◆ Exercise input:
__________
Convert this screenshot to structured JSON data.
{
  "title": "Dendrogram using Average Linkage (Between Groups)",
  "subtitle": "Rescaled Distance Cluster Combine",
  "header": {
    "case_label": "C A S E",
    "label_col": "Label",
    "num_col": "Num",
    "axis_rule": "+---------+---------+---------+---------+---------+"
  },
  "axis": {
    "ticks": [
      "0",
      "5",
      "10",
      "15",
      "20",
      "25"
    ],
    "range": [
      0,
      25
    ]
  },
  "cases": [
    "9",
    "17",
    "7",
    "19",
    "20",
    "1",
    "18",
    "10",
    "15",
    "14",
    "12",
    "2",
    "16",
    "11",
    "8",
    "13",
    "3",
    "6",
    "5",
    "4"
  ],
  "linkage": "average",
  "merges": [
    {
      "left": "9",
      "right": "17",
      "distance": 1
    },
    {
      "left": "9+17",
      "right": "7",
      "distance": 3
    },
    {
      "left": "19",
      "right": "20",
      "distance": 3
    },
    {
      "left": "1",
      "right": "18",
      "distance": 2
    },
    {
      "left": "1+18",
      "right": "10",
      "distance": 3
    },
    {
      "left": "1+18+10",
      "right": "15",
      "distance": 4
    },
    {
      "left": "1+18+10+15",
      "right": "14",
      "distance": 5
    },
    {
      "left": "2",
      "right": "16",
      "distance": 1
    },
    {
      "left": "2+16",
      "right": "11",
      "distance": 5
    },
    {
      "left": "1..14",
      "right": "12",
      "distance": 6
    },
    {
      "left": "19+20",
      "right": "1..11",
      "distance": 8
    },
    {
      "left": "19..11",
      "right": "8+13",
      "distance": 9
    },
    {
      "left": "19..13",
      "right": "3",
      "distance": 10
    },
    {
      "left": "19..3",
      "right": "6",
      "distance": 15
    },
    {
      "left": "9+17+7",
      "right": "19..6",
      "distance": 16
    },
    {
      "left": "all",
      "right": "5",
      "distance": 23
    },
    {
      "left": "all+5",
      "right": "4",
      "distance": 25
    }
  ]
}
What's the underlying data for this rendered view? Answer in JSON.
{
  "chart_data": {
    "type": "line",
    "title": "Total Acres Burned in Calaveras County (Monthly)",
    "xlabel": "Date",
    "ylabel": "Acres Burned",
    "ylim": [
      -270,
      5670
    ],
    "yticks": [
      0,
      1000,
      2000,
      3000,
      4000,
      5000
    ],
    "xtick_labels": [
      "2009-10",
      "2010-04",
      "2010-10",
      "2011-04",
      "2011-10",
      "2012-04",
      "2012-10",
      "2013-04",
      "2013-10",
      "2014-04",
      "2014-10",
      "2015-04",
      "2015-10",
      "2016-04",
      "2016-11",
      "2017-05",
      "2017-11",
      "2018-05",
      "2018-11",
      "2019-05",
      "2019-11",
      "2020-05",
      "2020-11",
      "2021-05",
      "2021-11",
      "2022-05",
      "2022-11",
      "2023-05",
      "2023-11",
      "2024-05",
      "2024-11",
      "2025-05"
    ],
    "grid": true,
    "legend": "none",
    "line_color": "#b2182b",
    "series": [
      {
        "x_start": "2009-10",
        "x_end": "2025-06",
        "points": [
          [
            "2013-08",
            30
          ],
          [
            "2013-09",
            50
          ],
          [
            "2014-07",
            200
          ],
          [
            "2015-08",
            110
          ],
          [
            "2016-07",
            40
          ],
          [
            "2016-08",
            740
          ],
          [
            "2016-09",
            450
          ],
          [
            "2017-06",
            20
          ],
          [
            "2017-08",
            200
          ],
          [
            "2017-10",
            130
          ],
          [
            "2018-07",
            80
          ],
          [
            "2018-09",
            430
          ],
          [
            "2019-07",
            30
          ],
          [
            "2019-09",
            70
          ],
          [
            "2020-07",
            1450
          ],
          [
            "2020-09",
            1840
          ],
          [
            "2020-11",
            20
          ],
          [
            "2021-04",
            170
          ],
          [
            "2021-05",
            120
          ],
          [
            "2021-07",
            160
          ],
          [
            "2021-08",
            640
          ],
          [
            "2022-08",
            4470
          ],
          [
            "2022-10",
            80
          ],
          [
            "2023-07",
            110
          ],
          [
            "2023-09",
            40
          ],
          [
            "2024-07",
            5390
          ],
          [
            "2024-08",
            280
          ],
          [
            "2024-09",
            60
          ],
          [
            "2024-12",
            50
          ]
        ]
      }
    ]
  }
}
__________
◆ Problem: Send back all of the entries exactly, with nothing missing.

◆ Solution to this task:
Convert this screenshot to structured JSON data.
{
  "title": "Dendrogram using Average Linkage (Between Groups)",
  "subtitle": "Rescaled Distance Cluster Combine",
  "header": {
    "case_label": "C A S E",
    "label_col": "Label",
    "num_col": "Num",
    "axis_rule": "+---------+---------+---------+---------+---------+"
  },
  "axis": {
    "ticks": [
      "0",
      "5",
      "10",
      "15",
      "20",
      "25"
    ],
    "range": [
      0,
      25
    ]
  },
  "cases": [
    "9",
    "17",
    "7",
    "19",
    "20",
    "1",
    "18",
    "10",
    "15",
    "14",
    "12",
    "2",
    "16",
    "11",
    "8",
    "13",
    "3",
    "6",
    "5",
    "4"
  ],
  "linkage": "average",
  "merges": [
    {
      "left": "9",
      "right": "17",
      "distance": 1
    },
    {
      "left": "9+17",
      "right": "7",
      "distance": 3
    },
    {
      "left": "19",
      "right": "20",
      "distance": 3
    },
    {
      "left": "1",
      "right": "18",
      "distance": 2
    },
    {
      "left": "1+18",
      "right": "10",
      "distance": 3
    },
    {
      "left": "1+18+10",
      "right": "15",
      "distance": 4
    },
    {
      "left": "1+18+10+15",
      "right": "14",
      "distance": 5
    },
    {
      "left": "2",
      "right": "16",
      "distance": 1
    },
    {
      "left": "2+16",
      "right": "11",
      "distance": 5
    },
    {
      "left": "1..14",
      "right": "12",
      "distance": 6
    },
    {
      "left": "19+20",
      "right": "1..11",
      "distance": 8
    },
    {
      "left": "19..11",
      "right": "8+13",
      "distance": 9
    },
    {
      "left": "19..13",
      "right": "3",
      "distance": 10
    },
    {
      "left": "19..3",
      "right": "6",
      "distance": 15
    },
    {
      "left": "9+17+7",
      "right": "19..6",
      "distance": 16
    },
    {
      "left": "all",
      "right": "5",
      "distance": 23
    },
    {
      "left": "all+5",
      "right": "4",
      "distance": 25
    }
  ]
}
What's the underlying data for this rendered view? Answer in JSON.
{
  "chart_data": {
    "type": "line",
    "title": "Total Acres Burned in Calaveras County (Monthly)",
    "xlabel": "Date",
    "ylabel": "Acres Burned",
    "ylim": [
      -270,
      5670
    ],
    "yticks": [
      0,
      1000,
      2000,
      3000,
      4000,
      5000
    ],
    "xtick_labels": [
      "2009-10",
      "2010-04",
      "2010-10",
      "2011-04",
      "2011-10",
      "2012-04",
      "2012-10",
      "2013-04",
      "2013-10",
      "2014-04",
      "2014-10",
      "2015-04",
      "2015-10",
      "2016-04",
      "2016-11",
      "2017-05",
      "2017-11",
      "2018-05",
      "2018-11",
      "2019-05",
      "2019-11",
      "2020-05",
      "2020-11",
      "2021-05",
      "2021-11",
      "2022-05",
      "2022-11",
      "2023-05",
      "2023-11",
      "2024-05",
      "2024-11",
      "2025-05"
    ],
    "grid": true,
    "legend": "none",
    "line_color": "#b2182b",
    "series": [
      {
        "x_start": "2009-10",
        "x_end": "2025-06",
        "points": [
          [
            "2013-08",
            30
          ],
          [
            "2013-09",
            50
          ],
          [
            "2014-07",
            200
          ],
          [
            "2015-08",
            110
          ],
          [
            "2016-07",
            40
          ],
          [
            "2016-08",
            740
          ],
          [
            "2016-09",
            450
          ],
          [
            "2017-06",
            20
          ],
          [
            "2017-08",
            200
          ],
          [
            "2017-10",
            130
          ],
          [
            "2018-07",
            80
          ],
          [
            "2018-09",
            430
          ],
          [
            "2019-07",
            30
          ],
          [
            "2019-09",
            70
          ],
          [
            "2020-07",
            1450
          ],
          [
            "2020-09",
            1840
          ],
          [
            "2020-11",
            20
          ],
          [
            "2021-04",
            170
          ],
          [
            "2021-05",
            120
          ],
          [
            "2021-07",
            160
          ],
          [
            "2021-08",
            640
          ],
          [
            "2022-08",
            4470
          ],
          [
            "2022-10",
            80
          ],
          [
            "2023-07",
            110
          ],
          [
            "2023-09",
            40
          ],
          [
            "2024-07",
            5390
          ],
          [
            "2024-08",
            280
          ],
          [
            "2024-09",
            60
          ],
          [
            "2024-12",
            50
          ]
        ]
      }
    ]
  }
}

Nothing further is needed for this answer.